▶ [Instructions for the task]
Where a line of the listing below includes the word "mouse", reproduce that line.
====================
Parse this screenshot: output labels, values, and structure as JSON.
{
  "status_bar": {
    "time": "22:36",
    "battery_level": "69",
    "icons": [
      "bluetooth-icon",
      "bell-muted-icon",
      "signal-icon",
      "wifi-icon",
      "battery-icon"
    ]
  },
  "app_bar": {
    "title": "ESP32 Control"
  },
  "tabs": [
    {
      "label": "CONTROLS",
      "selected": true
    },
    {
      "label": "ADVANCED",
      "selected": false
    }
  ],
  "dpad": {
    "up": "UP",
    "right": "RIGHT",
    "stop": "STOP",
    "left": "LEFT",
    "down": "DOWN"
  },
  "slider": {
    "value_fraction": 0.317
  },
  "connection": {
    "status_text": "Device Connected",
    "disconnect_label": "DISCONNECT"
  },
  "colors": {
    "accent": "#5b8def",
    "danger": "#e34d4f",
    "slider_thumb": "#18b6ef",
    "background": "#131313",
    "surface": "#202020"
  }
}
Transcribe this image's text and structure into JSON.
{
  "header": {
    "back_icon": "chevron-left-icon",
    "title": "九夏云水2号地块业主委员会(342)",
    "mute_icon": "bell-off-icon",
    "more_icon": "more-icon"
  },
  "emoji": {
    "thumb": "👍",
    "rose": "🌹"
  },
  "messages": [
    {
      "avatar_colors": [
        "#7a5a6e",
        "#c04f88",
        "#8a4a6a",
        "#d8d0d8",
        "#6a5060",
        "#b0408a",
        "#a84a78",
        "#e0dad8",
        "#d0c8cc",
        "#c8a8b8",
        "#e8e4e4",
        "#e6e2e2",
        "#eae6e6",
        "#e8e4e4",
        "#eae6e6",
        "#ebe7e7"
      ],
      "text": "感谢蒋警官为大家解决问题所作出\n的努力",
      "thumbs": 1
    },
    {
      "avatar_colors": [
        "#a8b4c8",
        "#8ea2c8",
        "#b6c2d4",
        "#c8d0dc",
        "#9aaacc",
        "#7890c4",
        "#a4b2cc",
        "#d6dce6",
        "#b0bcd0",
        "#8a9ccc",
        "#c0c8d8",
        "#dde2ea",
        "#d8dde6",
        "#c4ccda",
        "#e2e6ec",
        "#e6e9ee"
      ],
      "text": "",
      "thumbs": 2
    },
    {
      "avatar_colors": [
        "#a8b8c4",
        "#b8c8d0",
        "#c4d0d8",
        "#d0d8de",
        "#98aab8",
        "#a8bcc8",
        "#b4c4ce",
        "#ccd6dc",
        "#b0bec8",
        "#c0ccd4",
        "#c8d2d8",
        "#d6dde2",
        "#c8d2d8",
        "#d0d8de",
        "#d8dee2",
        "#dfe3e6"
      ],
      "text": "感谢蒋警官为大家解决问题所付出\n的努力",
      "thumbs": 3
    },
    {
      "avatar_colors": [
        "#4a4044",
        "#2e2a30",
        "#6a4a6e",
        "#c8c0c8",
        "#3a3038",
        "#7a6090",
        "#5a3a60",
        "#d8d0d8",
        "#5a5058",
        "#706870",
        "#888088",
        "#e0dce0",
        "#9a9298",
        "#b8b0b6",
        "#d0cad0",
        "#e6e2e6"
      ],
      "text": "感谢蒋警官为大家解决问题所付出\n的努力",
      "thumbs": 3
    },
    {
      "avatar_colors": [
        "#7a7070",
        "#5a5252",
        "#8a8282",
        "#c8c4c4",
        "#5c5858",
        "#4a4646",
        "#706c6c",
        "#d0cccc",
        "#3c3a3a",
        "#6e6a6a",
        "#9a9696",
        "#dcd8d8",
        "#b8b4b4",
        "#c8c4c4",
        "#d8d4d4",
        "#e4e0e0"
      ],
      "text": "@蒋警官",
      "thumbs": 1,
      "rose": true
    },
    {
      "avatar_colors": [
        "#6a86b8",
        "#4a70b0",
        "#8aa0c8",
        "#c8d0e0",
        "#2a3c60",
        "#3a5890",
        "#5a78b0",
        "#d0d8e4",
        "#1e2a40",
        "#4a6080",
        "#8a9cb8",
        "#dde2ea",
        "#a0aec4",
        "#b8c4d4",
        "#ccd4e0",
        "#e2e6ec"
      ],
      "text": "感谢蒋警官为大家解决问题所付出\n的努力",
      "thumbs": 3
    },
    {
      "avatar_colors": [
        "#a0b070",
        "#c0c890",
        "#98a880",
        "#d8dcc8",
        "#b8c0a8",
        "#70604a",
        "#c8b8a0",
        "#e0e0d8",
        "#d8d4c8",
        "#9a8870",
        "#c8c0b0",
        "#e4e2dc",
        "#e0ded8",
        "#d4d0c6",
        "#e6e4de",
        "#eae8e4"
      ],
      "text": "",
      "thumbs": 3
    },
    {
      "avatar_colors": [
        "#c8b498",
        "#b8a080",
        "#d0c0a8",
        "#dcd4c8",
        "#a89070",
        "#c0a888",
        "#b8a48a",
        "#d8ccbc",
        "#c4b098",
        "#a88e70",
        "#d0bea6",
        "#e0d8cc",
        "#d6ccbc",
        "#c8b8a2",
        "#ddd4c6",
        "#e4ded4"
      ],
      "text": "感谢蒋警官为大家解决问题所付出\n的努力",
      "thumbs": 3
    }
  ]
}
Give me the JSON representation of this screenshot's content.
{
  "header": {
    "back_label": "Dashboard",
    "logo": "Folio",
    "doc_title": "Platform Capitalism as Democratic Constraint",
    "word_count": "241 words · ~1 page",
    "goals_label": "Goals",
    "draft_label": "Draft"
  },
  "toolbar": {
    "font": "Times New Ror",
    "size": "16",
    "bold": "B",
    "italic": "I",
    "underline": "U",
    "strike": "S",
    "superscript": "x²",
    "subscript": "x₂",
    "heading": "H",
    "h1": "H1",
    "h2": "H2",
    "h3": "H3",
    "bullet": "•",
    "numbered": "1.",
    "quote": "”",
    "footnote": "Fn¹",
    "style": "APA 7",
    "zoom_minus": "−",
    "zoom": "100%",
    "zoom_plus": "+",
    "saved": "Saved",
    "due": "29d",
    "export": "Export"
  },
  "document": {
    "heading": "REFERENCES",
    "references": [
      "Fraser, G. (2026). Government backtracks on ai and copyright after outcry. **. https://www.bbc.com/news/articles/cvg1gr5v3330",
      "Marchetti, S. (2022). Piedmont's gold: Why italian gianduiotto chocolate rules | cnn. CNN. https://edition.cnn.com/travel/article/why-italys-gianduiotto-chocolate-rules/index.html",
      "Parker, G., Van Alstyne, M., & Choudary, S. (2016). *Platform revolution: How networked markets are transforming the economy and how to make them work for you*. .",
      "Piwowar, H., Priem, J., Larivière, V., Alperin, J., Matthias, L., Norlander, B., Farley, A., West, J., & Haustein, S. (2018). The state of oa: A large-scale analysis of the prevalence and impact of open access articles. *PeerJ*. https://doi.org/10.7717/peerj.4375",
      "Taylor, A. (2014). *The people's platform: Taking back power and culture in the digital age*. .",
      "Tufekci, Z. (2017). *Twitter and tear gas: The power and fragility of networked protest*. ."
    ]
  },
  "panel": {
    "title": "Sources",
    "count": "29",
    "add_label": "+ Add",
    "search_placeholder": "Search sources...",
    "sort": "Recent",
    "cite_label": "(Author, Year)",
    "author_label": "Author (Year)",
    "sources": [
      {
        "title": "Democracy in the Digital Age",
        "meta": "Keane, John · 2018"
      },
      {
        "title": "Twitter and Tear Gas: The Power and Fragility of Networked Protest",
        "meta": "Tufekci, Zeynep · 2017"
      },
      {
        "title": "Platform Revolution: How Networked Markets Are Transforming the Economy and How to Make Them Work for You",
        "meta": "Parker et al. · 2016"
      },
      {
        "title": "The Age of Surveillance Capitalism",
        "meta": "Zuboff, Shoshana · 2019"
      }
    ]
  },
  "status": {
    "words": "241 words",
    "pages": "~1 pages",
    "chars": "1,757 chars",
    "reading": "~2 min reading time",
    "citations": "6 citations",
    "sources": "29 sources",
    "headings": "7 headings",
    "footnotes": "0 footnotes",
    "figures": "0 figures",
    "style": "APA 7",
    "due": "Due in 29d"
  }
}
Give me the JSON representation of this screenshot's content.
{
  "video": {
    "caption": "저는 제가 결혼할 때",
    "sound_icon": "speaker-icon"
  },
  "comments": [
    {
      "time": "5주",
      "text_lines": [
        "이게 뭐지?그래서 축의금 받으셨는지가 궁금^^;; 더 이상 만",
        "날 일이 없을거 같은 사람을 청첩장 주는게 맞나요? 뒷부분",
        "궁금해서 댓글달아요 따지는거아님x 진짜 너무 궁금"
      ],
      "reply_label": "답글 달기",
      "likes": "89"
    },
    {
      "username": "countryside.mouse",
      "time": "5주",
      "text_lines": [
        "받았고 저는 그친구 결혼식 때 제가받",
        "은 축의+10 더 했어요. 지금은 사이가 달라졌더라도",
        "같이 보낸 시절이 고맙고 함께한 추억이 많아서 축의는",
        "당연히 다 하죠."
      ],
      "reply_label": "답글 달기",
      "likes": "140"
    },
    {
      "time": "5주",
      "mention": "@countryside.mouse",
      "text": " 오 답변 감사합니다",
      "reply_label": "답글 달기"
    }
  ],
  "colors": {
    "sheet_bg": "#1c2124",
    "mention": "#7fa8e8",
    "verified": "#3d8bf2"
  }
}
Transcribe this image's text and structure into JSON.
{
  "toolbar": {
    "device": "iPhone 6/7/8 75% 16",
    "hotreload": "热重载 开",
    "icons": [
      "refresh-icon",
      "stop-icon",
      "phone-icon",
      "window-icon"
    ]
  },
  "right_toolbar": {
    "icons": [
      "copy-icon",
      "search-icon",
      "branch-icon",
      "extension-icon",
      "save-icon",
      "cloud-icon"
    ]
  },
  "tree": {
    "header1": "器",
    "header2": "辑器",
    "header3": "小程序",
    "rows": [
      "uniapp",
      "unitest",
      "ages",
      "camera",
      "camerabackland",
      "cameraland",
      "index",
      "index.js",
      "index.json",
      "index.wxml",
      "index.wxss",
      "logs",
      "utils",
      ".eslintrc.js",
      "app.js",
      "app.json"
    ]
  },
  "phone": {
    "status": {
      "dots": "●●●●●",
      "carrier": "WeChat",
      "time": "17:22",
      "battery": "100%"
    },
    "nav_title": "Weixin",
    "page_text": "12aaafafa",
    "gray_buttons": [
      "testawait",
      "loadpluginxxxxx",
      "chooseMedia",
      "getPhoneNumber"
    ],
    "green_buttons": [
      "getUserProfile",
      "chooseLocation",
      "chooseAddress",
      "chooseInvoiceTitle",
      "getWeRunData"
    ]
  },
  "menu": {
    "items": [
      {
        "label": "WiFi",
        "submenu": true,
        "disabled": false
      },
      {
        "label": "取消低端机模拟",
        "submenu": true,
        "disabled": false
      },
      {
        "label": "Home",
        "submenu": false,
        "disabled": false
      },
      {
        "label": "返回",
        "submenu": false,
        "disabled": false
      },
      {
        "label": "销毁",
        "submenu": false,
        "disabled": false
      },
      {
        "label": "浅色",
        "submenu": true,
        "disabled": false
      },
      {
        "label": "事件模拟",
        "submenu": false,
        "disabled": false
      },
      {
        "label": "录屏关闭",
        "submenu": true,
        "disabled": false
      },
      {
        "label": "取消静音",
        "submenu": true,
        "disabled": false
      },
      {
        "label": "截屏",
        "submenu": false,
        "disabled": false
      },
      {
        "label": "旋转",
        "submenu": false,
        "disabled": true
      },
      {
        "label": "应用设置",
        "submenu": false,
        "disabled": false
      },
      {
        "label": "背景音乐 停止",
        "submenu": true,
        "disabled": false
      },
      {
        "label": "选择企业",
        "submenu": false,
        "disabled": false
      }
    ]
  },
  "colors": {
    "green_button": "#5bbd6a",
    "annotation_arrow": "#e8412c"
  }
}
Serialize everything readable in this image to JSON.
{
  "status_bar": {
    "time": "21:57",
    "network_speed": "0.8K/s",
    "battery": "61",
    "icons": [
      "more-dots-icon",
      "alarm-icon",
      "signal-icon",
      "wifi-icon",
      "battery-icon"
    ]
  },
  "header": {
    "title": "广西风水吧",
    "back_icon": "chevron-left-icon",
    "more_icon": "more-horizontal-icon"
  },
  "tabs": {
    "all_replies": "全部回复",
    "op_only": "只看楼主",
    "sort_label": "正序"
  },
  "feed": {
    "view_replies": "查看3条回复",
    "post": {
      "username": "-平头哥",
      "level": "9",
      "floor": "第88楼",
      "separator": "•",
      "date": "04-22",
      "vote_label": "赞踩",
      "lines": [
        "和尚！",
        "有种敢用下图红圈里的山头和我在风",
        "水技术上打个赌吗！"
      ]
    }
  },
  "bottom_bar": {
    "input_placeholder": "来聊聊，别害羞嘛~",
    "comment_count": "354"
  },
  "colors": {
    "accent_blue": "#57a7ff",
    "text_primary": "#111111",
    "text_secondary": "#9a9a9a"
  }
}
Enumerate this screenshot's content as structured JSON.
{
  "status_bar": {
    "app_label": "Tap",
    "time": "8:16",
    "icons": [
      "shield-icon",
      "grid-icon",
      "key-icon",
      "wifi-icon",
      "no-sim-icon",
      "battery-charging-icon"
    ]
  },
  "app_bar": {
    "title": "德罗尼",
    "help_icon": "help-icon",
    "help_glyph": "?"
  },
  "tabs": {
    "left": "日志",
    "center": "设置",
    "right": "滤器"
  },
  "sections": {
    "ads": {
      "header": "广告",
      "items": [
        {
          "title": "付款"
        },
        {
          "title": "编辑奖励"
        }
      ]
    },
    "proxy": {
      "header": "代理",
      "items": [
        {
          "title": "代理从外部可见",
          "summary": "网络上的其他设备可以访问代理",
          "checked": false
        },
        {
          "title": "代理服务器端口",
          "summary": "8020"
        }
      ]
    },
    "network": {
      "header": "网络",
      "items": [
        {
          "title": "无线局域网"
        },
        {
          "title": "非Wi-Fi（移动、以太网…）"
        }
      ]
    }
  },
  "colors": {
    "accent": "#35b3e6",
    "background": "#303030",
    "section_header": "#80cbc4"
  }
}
====================
▶ [Problem solution]
      "username": "countryside.mouse",
      "mention": "@countryside.mouse",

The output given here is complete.